## GOAL OF THE EXERCISE:
Collect every line below that contains the word "廉洁从业".

--- START OF EXCERPTED RECORDS ---

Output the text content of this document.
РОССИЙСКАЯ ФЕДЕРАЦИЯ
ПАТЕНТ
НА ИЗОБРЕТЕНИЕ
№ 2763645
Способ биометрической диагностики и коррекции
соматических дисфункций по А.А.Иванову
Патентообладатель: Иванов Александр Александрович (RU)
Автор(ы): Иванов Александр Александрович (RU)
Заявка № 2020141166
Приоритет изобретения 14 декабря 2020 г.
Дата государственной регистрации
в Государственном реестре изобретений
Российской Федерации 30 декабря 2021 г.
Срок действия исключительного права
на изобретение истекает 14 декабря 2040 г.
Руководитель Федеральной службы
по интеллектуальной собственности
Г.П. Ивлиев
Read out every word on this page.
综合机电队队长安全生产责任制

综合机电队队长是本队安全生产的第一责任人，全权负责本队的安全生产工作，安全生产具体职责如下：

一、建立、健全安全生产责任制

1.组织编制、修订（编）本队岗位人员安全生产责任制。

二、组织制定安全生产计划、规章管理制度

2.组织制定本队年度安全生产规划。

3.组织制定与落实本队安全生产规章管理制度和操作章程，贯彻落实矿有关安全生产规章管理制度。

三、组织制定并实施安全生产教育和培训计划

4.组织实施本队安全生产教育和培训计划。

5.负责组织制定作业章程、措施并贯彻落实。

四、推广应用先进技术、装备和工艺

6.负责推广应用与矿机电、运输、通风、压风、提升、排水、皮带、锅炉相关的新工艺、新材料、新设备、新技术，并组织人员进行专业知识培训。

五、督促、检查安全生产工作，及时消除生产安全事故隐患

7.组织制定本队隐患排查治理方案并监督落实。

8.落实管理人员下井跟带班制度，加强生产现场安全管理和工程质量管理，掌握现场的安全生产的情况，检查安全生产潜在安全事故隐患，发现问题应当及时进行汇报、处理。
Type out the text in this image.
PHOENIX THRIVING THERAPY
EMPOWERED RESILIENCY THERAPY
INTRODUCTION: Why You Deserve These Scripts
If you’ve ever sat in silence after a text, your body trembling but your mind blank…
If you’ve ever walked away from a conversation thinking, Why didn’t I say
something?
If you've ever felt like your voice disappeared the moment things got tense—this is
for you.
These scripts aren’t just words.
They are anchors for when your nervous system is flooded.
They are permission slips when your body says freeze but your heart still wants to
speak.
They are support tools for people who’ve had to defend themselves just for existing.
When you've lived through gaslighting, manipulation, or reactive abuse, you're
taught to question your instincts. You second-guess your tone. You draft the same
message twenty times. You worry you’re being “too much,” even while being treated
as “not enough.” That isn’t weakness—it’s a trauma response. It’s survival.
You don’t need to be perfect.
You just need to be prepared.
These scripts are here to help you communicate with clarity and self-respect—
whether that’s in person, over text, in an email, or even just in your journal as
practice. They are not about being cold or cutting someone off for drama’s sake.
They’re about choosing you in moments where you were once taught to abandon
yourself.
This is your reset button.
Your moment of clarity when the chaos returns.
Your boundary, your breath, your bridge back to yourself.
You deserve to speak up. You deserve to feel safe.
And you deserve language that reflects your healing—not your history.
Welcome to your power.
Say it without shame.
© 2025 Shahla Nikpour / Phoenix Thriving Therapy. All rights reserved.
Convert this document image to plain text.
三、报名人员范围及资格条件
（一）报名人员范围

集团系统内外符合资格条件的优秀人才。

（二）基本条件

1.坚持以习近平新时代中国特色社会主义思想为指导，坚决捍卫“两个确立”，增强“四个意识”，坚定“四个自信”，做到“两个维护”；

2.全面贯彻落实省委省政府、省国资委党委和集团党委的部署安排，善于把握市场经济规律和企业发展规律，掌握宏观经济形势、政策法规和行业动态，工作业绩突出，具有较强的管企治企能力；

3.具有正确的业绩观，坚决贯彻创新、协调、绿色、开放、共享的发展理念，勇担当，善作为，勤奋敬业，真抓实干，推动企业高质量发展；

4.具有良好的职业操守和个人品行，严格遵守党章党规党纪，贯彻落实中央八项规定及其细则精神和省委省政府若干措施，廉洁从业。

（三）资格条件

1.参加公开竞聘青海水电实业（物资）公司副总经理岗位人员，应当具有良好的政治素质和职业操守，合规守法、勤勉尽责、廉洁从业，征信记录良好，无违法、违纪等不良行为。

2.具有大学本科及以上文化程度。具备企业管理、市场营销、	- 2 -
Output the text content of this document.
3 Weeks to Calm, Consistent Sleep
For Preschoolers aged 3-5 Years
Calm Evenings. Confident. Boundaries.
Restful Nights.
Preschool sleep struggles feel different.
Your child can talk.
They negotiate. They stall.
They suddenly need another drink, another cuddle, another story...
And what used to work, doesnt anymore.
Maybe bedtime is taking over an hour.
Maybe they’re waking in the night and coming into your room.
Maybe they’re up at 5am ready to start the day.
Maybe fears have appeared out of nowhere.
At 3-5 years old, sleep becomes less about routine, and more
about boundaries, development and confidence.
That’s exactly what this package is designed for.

--- END OF EXCERPTED RECORDS ---

## OUTPUT OF THE TASK:
4.具有良好的职业操守和个人品行，严格遵守党章党规党纪，贯彻落实中央八项规定及其细则精神和省委省政府若干措施，廉洁从业。
1.参加公开竞聘青海水电实业（物资）公司副总经理岗位人员，应当具有良好的政治素质和职业操守，合规守法、勤勉尽责、廉洁从业，征信记录良好，无违法、违纪等不良行为。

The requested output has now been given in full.